Write out the listing exactly as it is given.

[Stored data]
════════════════════
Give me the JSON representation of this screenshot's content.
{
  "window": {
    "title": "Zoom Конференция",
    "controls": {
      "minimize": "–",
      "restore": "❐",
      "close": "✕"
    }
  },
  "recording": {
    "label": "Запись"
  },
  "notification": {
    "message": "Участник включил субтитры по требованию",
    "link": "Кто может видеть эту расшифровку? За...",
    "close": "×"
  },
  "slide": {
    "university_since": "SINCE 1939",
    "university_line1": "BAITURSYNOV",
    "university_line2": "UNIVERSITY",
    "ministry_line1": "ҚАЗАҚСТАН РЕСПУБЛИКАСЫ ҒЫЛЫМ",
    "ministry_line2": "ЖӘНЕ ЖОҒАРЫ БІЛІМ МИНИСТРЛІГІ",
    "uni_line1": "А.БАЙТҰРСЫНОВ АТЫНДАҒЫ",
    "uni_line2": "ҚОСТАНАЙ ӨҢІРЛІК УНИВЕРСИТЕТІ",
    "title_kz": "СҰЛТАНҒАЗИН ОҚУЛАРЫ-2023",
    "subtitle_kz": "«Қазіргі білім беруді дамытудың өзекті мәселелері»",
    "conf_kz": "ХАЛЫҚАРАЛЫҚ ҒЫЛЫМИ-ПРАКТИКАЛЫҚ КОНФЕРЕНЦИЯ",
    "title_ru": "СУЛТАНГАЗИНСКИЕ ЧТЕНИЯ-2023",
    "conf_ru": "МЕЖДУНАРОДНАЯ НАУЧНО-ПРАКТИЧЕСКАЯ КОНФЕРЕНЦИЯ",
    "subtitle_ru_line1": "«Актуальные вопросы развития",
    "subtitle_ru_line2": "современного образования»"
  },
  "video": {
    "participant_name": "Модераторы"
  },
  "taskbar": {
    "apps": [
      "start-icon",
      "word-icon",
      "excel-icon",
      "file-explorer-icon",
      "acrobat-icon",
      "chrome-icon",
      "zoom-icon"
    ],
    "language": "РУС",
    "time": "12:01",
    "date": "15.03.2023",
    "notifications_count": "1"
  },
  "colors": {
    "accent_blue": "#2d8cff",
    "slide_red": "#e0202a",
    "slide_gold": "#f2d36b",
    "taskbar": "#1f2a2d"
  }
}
════════════════════
Response for this exercise.
Give me the JSON representation of this screenshot's content.
{
  "window": {
    "title": "Zoom Конференция",
    "controls": {
      "minimize": "–",
      "restore": "❐",
      "close": "✕"
    }
  },
  "recording": {
    "label": "Запись"
  },
  "notification": {
    "message": "Участник включил субтитры по требованию",
    "link": "Кто может видеть эту расшифровку? За...",
    "close": "×"
  },
  "slide": {
    "university_since": "SINCE 1939",
    "university_line1": "BAITURSYNOV",
    "university_line2": "UNIVERSITY",
    "ministry_line1": "ҚАЗАҚСТАН РЕСПУБЛИКАСЫ ҒЫЛЫМ",
    "ministry_line2": "ЖӘНЕ ЖОҒАРЫ БІЛІМ МИНИСТРЛІГІ",
    "uni_line1": "А.БАЙТҰРСЫНОВ АТЫНДАҒЫ",
    "uni_line2": "ҚОСТАНАЙ ӨҢІРЛІК УНИВЕРСИТЕТІ",
    "title_kz": "СҰЛТАНҒАЗИН ОҚУЛАРЫ-2023",
    "subtitle_kz": "«Қазіргі білім беруді дамытудың өзекті мәселелері»",
    "conf_kz": "ХАЛЫҚАРАЛЫҚ ҒЫЛЫМИ-ПРАКТИКАЛЫҚ КОНФЕРЕНЦИЯ",
    "title_ru": "СУЛТАНГАЗИНСКИЕ ЧТЕНИЯ-2023",
    "conf_ru": "МЕЖДУНАРОДНАЯ НАУЧНО-ПРАКТИЧЕСКАЯ КОНФЕРЕНЦИЯ",
    "subtitle_ru_line1": "«Актуальные вопросы развития",
    "subtitle_ru_line2": "современного образования»"
  },
  "video": {
    "participant_name": "Модераторы"
  },
  "taskbar": {
    "apps": [
      "start-icon",
      "word-icon",
      "excel-icon",
      "file-explorer-icon",
      "acrobat-icon",
      "chrome-icon",
      "zoom-icon"
    ],
    "language": "РУС",
    "time": "12:01",
    "date": "15.03.2023",
    "notifications_count": "1"
  },
  "colors": {
    "accent_blue": "#2d8cff",
    "slide_red": "#e0202a",
    "slide_gold": "#f2d36b",
    "taskbar": "#1f2a2d"
  }
}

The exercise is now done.